··· Dataset entries
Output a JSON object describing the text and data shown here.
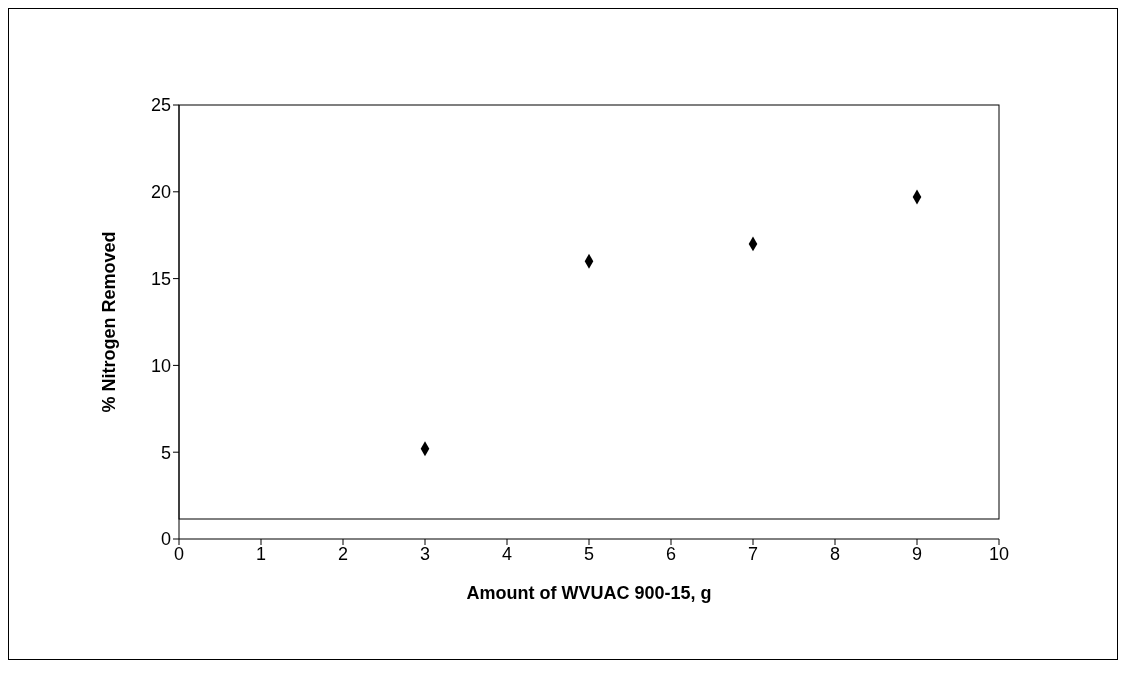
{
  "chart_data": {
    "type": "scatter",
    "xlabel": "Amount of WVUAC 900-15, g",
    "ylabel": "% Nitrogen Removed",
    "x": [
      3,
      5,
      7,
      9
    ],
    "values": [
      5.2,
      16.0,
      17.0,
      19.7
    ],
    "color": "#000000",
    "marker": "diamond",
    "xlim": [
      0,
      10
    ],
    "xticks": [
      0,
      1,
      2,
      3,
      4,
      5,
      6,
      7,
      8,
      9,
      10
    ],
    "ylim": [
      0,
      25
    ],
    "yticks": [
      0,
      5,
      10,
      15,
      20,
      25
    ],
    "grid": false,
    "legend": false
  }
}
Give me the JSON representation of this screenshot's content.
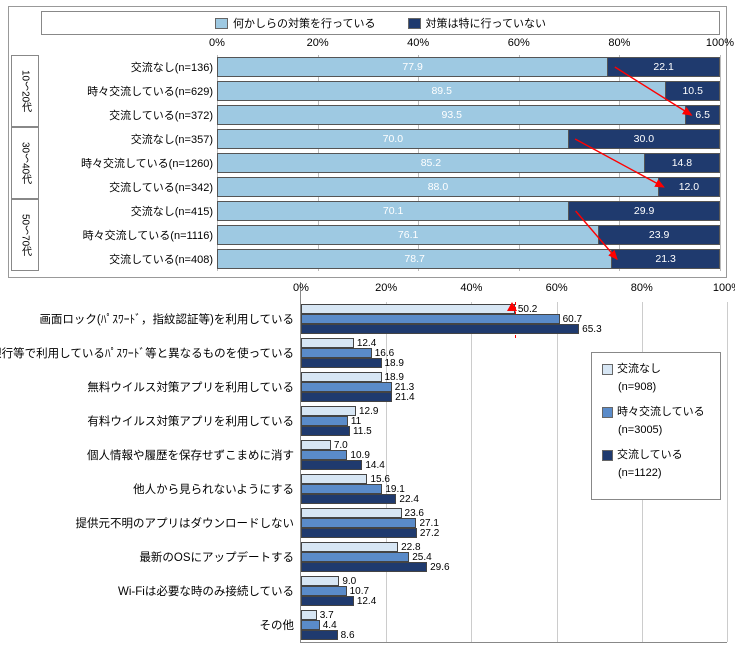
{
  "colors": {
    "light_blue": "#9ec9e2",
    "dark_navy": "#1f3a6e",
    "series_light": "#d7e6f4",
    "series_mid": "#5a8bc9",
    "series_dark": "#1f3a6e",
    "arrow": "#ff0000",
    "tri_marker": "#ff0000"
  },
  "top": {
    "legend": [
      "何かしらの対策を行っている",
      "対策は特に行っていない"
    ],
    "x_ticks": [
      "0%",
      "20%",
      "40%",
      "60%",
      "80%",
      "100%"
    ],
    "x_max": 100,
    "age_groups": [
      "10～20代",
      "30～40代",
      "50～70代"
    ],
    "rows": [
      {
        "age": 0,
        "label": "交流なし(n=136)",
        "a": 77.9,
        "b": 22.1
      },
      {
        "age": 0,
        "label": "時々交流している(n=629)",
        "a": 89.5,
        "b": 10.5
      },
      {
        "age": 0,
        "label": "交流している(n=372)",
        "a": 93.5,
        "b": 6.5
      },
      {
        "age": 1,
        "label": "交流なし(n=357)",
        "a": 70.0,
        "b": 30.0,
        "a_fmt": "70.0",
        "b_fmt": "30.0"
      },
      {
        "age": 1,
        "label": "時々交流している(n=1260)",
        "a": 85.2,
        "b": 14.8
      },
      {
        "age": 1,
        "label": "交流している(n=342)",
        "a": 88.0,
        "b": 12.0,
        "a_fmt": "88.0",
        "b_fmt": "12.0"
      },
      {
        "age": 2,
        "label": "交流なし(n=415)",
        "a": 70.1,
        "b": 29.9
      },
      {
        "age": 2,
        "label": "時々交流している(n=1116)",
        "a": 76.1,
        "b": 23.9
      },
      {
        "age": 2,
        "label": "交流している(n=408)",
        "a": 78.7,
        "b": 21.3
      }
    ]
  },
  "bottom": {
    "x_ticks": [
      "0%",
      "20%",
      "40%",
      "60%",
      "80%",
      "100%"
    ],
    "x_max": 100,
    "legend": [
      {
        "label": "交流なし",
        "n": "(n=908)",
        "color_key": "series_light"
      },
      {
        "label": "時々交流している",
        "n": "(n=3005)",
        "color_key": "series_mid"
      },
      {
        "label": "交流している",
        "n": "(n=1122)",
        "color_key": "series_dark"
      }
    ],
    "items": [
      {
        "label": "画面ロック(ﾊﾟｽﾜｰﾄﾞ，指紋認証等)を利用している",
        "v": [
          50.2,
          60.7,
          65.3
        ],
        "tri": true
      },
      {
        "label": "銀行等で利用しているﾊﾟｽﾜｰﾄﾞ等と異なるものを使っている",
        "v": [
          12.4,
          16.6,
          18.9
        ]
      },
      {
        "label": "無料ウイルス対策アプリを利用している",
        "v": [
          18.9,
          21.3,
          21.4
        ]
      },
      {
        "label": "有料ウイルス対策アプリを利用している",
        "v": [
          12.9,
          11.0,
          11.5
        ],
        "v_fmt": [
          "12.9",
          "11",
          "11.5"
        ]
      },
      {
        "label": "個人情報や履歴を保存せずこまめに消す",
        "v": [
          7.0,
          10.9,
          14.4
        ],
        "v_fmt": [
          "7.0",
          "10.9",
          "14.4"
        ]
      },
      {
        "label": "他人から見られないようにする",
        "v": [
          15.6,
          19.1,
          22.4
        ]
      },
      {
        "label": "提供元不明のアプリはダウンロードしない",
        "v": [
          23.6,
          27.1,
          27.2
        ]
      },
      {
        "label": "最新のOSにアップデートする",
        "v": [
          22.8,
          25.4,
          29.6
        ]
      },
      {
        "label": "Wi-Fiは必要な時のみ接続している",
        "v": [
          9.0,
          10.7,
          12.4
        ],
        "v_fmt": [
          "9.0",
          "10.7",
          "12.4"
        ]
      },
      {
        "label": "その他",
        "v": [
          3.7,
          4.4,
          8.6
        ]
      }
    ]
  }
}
······
[What is being asked] From the listing above, copy out each line where the word "時々交流している" appears.

[Answer in full]
        "label": "時々交流している(n=629)",
        "label": "時々交流している(n=1260)",
        "label": "時々交流している(n=1116)",
        "label": "時々交流している",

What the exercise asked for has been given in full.